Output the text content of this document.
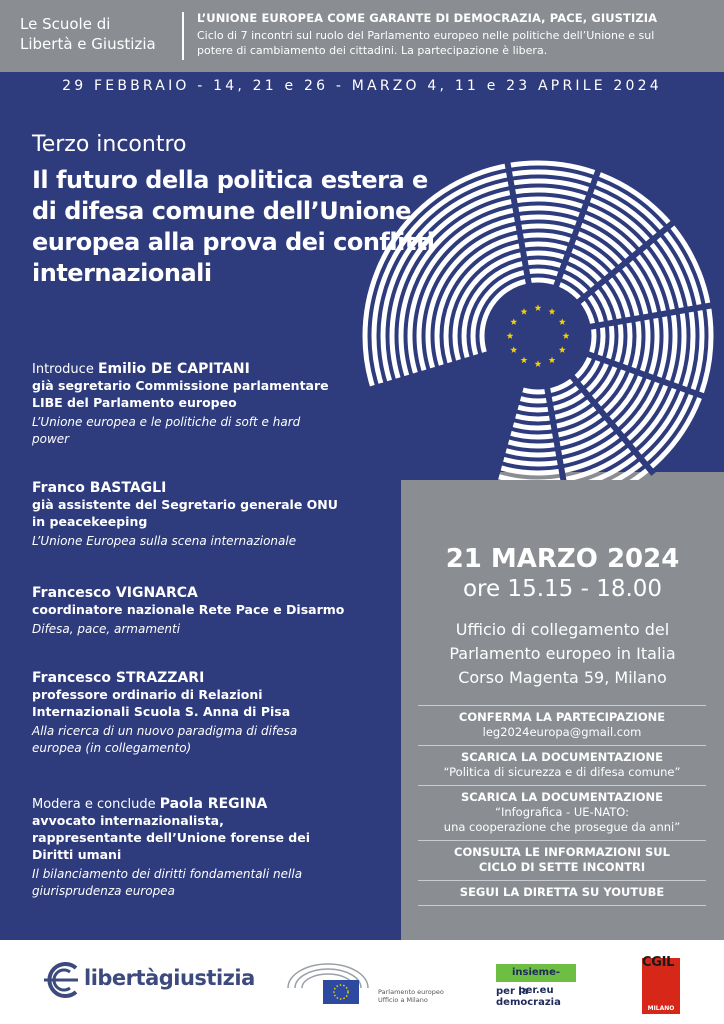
Le Scuole di
Libertà e Giustizia
L’UNIONE EUROPEA COME GARANTE DI DEMOCRAZIA, PACE, GIUSTIZIA
Ciclo di 7 incontri sul ruolo del Parlamento europeo nelle politiche dell’Unione e sul
potere di cambiamento dei cittadini. La partecipazione è libera.
29 FEBBRAIO - 14, 21 e 26 - MARZO 4, 11 e 23 APRILE 2024
Terzo incontro
Il futuro della politica estera e
di difesa comune dell’Unione
europea alla prova dei conflitti
internazionali
Introduce Emilio DE CAPITANI
già segretario Commissione parlamentare
LIBE del Parlamento europeo
L’Unione europea e le politiche di soft e hard
power
Franco BASTAGLI
già assistente del Segretario generale ONU
in peacekeeping
L’Unione Europea sulla scena internazionale
Francesco VIGNARCA
coordinatore nazionale Rete Pace e Disarmo
Difesa, pace, armamenti
Francesco STRAZZARI
professore ordinario di Relazioni
Internazionali Scuola S. Anna di Pisa
Alla ricerca di un nuovo paradigma di difesa
europea (in collegamento)
Modera e conclude Paola REGINA
avvocato internazionalista,
rappresentante dell’Unione forense dei
Diritti umani
Il bilanciamento dei diritti fondamentali nella
giurisprudenza europea
21 MARZO 2024
ore 15.15 - 18.00
Ufficio di collegamento del
Parlamento europeo in Italia
Corso Magenta 59, Milano
CONFERMA LA PARTECIPAZIONE
leg2024europa@gmail.com
SCARICA LA DOCUMENTAZIONE
“Politica di sicurezza e di difesa comune”
SCARICA LA DOCUMENTAZIONE
“Infografica - UE-NATO:
una cooperazione che prosegue da anni”
CONSULTA LE INFORMAZIONI SUL
CICLO DI SETTE INCONTRI
SEGUI LA DIRETTA SU YOUTUBE
libertàgiustizia
Parlamento europeo
Ufficio a Milano
insieme-per.eu
per la democrazia
CGIL
MILANO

[WHAT IS REQUIRED] Give back the entries verbatim. Do not include any picture.

[ANSWER TO THE EXERCISE]
Output the text content of this document.
Le Scuole di
Libertà e Giustizia
L’UNIONE EUROPEA COME GARANTE DI DEMOCRAZIA, PACE, GIUSTIZIA
Ciclo di 7 incontri sul ruolo del Parlamento europeo nelle politiche dell’Unione e sul
potere di cambiamento dei cittadini. La partecipazione è libera.
29 FEBBRAIO - 14, 21 e 26 - MARZO 4, 11 e 23 APRILE 2024
Terzo incontro
Il futuro della politica estera e
di difesa comune dell’Unione
europea alla prova dei conflitti
internazionali
Introduce Emilio DE CAPITANI
già segretario Commissione parlamentare
LIBE del Parlamento europeo
L’Unione europea e le politiche di soft e hard
power
Franco BASTAGLI
già assistente del Segretario generale ONU
in peacekeeping
L’Unione Europea sulla scena internazionale
Francesco VIGNARCA
coordinatore nazionale Rete Pace e Disarmo
Difesa, pace, armamenti
Francesco STRAZZARI
professore ordinario di Relazioni
Internazionali Scuola S. Anna di Pisa
Alla ricerca di un nuovo paradigma di difesa
europea (in collegamento)
Modera e conclude Paola REGINA
avvocato internazionalista,
rappresentante dell’Unione forense dei
Diritti umani
Il bilanciamento dei diritti fondamentali nella
giurisprudenza europea
21 MARZO 2024
ore 15.15 - 18.00
Ufficio di collegamento del
Parlamento europeo in Italia
Corso Magenta 59, Milano
CONFERMA LA PARTECIPAZIONE
leg2024europa@gmail.com
SCARICA LA DOCUMENTAZIONE
“Politica di sicurezza e di difesa comune”
SCARICA LA DOCUMENTAZIONE
“Infografica - UE-NATO:
una cooperazione che prosegue da anni”
CONSULTA LE INFORMAZIONI SUL
CICLO DI SETTE INCONTRI
SEGUI LA DIRETTA SU YOUTUBE
libertàgiustizia
Parlamento europeo
Ufficio a Milano
insieme-per.eu
per la democrazia
CGIL
MILANO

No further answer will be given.